[start ARTICLE]

By Dan Merica | CNN News

Rep. Marsha Blackburn will win the race to represent Tennessee in the US Senate, outlasting a challenge from former Gov. Phil Bredesen, a Democrat who looked to run against his party to win in a state President Donald Trump won by 26 percentage points in 2016.

Blackburn, a conservative lawmaker closely tied to the President, looked to nationalize the Senate race as much as possible, hoping to tap into the same conservatism that elected Trump in order to blunt some goodwill Bredesen had built up during his two terms as governor. Trump visited the state three times. Blackburn will be the first female senator to represent her state.

Democrats had hoped to pick up Tennessee as part of a narrow path to retaking the Senate.

Although Bredesen ran as a Democrat, he largely ran away from the national party and regularly touted his ties to the state and independence from Washington, D.C.

The strategy was clear: He hoped to bank on the fact he won every county in the state in 2006 during his second run for governor and looked to tag Blackburn as a traditional Washington ideologue.

Bredesen got some help, too. Sen. Bob Corker, whose decision to retire opened the seat and gave way to the Democratic campaign, declined to help bury the popular Democrat, a clear sign that not all Republicans have been wooed by the Trump wing of the party.

[end ARTICLE]

GIVEN INSTRUCTION:
Proceed with the article on the Tennessee Senate race, picking up after its final sentence. The entries that come next are separate material and have no connection to the Senate race article.

[start MATERIAL]

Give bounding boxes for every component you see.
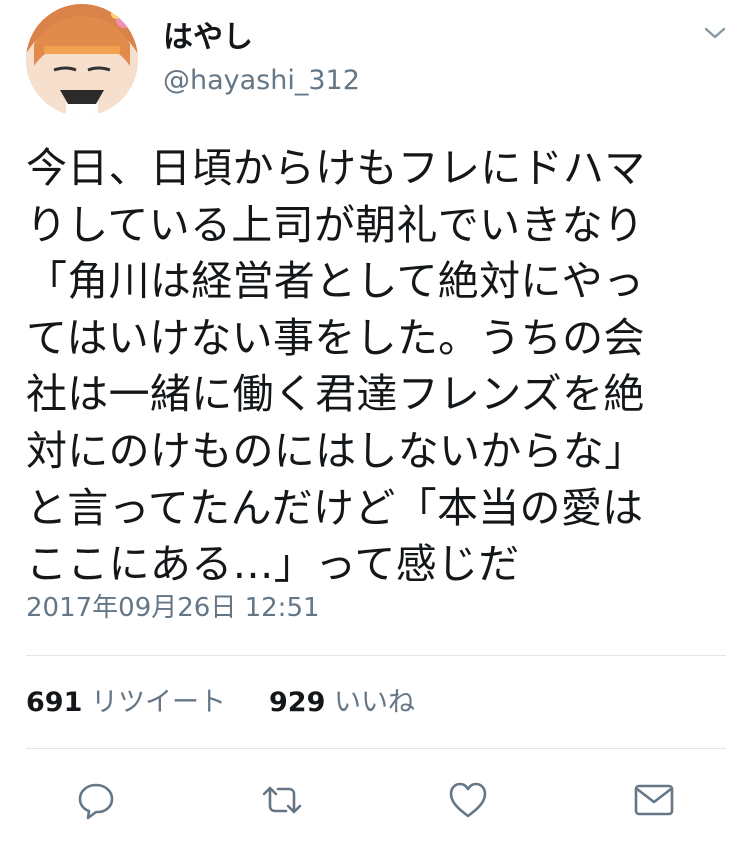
retweet-stat[interactable]: 691 リツイート	[26, 683, 226, 723]
avatar[interactable]	[26, 4, 138, 116]
retweet-count: 691	[26, 687, 83, 718]
tweet-text-line: 「角川は経営者として絶対にやっ	[26, 257, 645, 306]
retweet-icon[interactable]	[260, 778, 304, 822]
chevron-down-icon[interactable]	[702, 22, 728, 44]
like-count: 929	[269, 687, 326, 718]
tweet-timestamp[interactable]: 2017年09月26日 12:51	[26, 590, 320, 626]
like-label: いいね	[333, 687, 415, 718]
tweet-text-line: てはいけない事をした。うちの会	[26, 313, 645, 362]
tweet-text-line: と言ってたんだけど「本当の愛は	[26, 483, 644, 532]
heart-icon[interactable]	[446, 778, 490, 822]
tweet-text-line: 対にのけものにはしないからな」	[26, 426, 646, 475]
tweet-text-line: 社は一緒に働く君達フレンズを絶	[26, 370, 645, 419]
avatar-image	[26, 4, 138, 116]
tweet-text: 今日、日頃からけもフレにドハマ りしている上司が朝礼でいきなり 「角川は経営者と…	[26, 140, 726, 593]
reply-icon[interactable]	[74, 778, 118, 822]
tweet-header: はやし @hayashi_312	[0, 0, 750, 128]
tweet-text-line: 今日、日頃からけもフレにドハマ	[26, 144, 646, 192]
display-name[interactable]: はやし	[163, 18, 253, 58]
envelope-icon[interactable]	[632, 778, 676, 822]
retweet-label: リツイート	[90, 687, 226, 718]
divider	[26, 748, 726, 749]
tweet-text-line: ここにある…」って感じだ	[26, 540, 520, 589]
divider	[26, 655, 726, 656]
tweet-text-line: りしている上司が朝礼でいきなり	[26, 200, 645, 249]
user-handle[interactable]: @hayashi_312	[163, 63, 360, 99]
like-stat[interactable]: 929 いいね	[269, 683, 415, 723]
tweet-actions	[0, 770, 750, 830]
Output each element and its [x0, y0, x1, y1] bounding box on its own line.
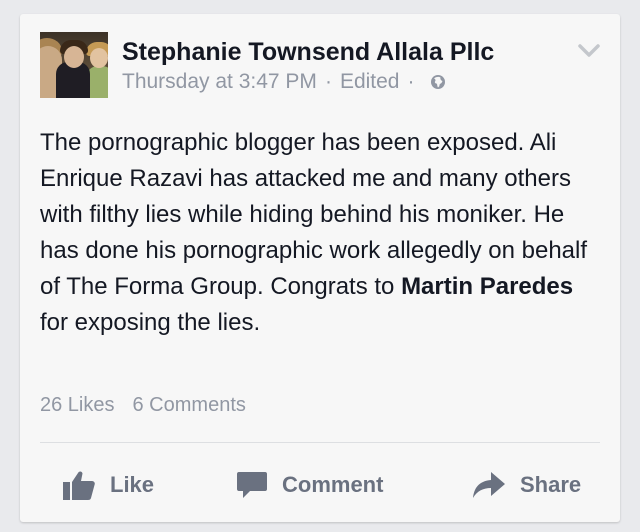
- engagement-counts: 26 Likes 6 Comments: [40, 394, 246, 417]
- post-timestamp[interactable]: Thursday at 3:47 PM: [122, 70, 317, 94]
- like-button[interactable]: Like: [62, 466, 154, 504]
- share-button[interactable]: Share: [472, 466, 581, 504]
- comment-label: Comment: [282, 472, 384, 497]
- likes-count[interactable]: 26 Likes: [40, 394, 115, 416]
- author-name[interactable]: Stephanie Townsend Allala Pllc: [122, 38, 494, 67]
- thumbs-up-icon: [63, 471, 95, 500]
- chevron-down-icon[interactable]: [578, 44, 600, 58]
- comments-count[interactable]: 6 Comments: [133, 394, 246, 416]
- mentioned-person[interactable]: Martin Paredes: [401, 273, 573, 300]
- comment-button[interactable]: Comment: [236, 466, 383, 504]
- post-body: The pornographic blogger has been expose…: [40, 125, 600, 341]
- post-text-end: for exposing the lies.: [40, 309, 261, 336]
- divider: [40, 442, 600, 443]
- share-label: Share: [520, 472, 582, 497]
- comment-bubble-icon: [237, 472, 267, 498]
- meta-separator: ·: [324, 70, 332, 93]
- globe-icon[interactable]: [430, 74, 446, 90]
- post-card: Stephanie Townsend Allala Pllc Thursday …: [20, 14, 620, 522]
- meta-separator: ·: [407, 70, 415, 93]
- like-label: Like: [110, 472, 155, 497]
- avatar[interactable]: [40, 32, 108, 98]
- post-meta: Thursday at 3:47 PM · Edited ·: [122, 70, 446, 94]
- share-arrow-icon: [473, 472, 505, 498]
- edited-label[interactable]: Edited: [340, 70, 400, 94]
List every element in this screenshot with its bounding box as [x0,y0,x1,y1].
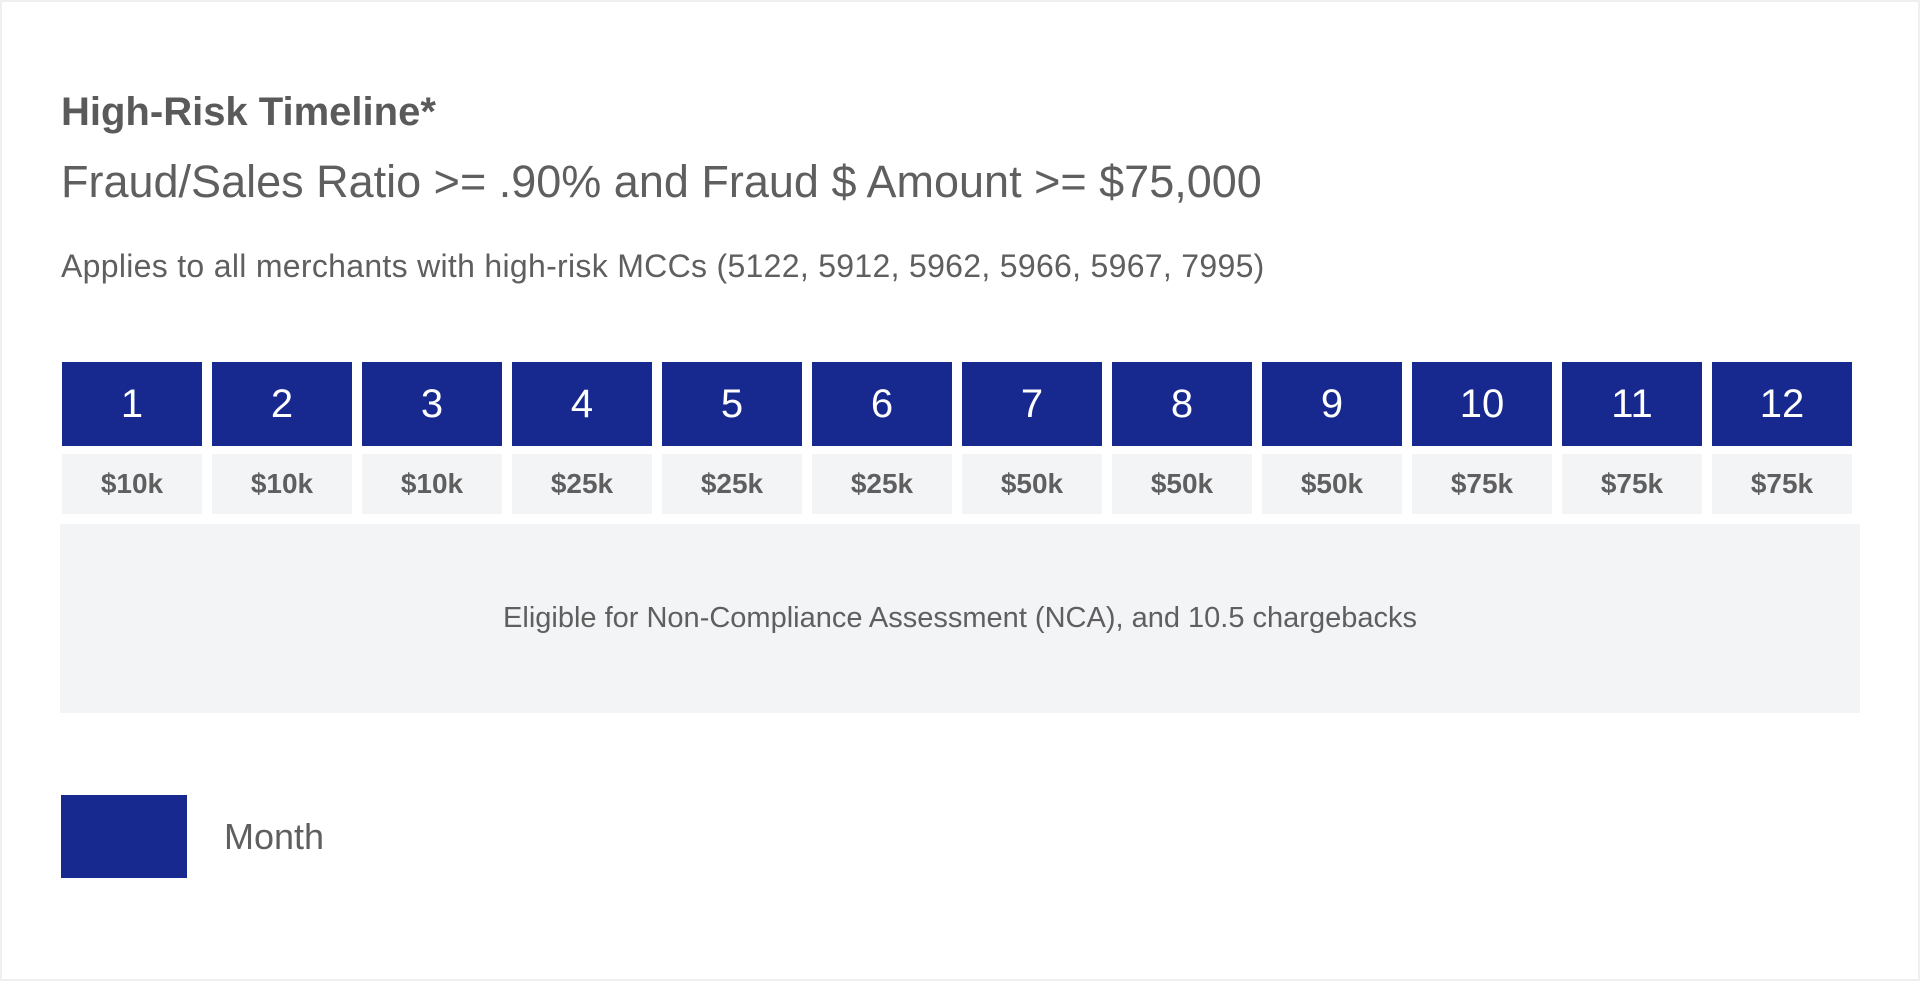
month-row: 1 2 3 4 5 6 7 8 9 10 11 12 [62,362,1852,446]
amount-cell: $50k [962,454,1102,514]
amount-cell: $10k [62,454,202,514]
amount-cell: $25k [512,454,652,514]
page-title: High-Risk Timeline* [61,90,436,134]
amount-row: $10k $10k $10k $25k $25k $25k $50k $50k $50k $75k… [62,454,1852,514]
legend-label-month: Month [224,816,325,857]
amount-cell: $25k [812,454,952,514]
amount-cell: $10k [362,454,502,514]
amount-cell: $10k [212,454,352,514]
month-cell: 9 [1262,362,1402,446]
amount-cell: $25k [662,454,802,514]
month-cell: 4 [512,362,652,446]
month-cell: 2 [212,362,352,446]
nca-text: Eligible for Non-Compliance Assessment (… [503,602,1417,634]
legend-swatch-month [61,795,187,878]
amount-cell: $75k [1412,454,1552,514]
month-cell: 12 [1712,362,1852,446]
month-cell: 1 [62,362,202,446]
month-cell: 7 [962,362,1102,446]
amount-cell: $75k [1712,454,1852,514]
applies-note: Applies to all merchants with high-risk … [61,248,1265,284]
month-cell: 11 [1562,362,1702,446]
amount-cell: $50k [1112,454,1252,514]
month-cell: 3 [362,362,502,446]
amount-cell: $50k [1262,454,1402,514]
month-cell: 5 [662,362,802,446]
month-cell: 6 [812,362,952,446]
month-cell: 10 [1412,362,1552,446]
nca-banner: Eligible for Non-Compliance Assessment (… [60,524,1860,713]
month-cell: 8 [1112,362,1252,446]
page-subtitle: Fraud/Sales Ratio >= .90% and Fraud $ Am… [61,156,1262,207]
amount-cell: $75k [1562,454,1702,514]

[end MATERIAL]

WRITTEN REPLY:
And the former governor also energized Tennessee Democrats who had long struggled to gain traction in the state. Taylor Swift, a pop star known for staying out of politics, eagerly got behind his campaign, too.

Blackburn, however, looked to highlight Bredesen’s party affiliation at every turn, regularly tying him to Senate Minority Leader Chuck Schumer and some of the more high-profile liberal members of the legislative body.

“Phil Bredesen has said he would have voted against the tax cuts,” Blackburn said during one debate. “Chuck Schumer has bought and paid for his campaign.”

Bredesen looked to blunt the attack by telling voters he would not back Schumer for Majority Leader if he were elected.

The former governor also announced during the campaign that he would have voted in favor of Brett Kavanaugh, President Donald Trump’s controversial Supreme Court pick, whose confirmation hearings became a national event after professor Christine Blasey Ford testified that Kavanaugh had sexually assaulted her in high school. Kavanaugh denied the allegations.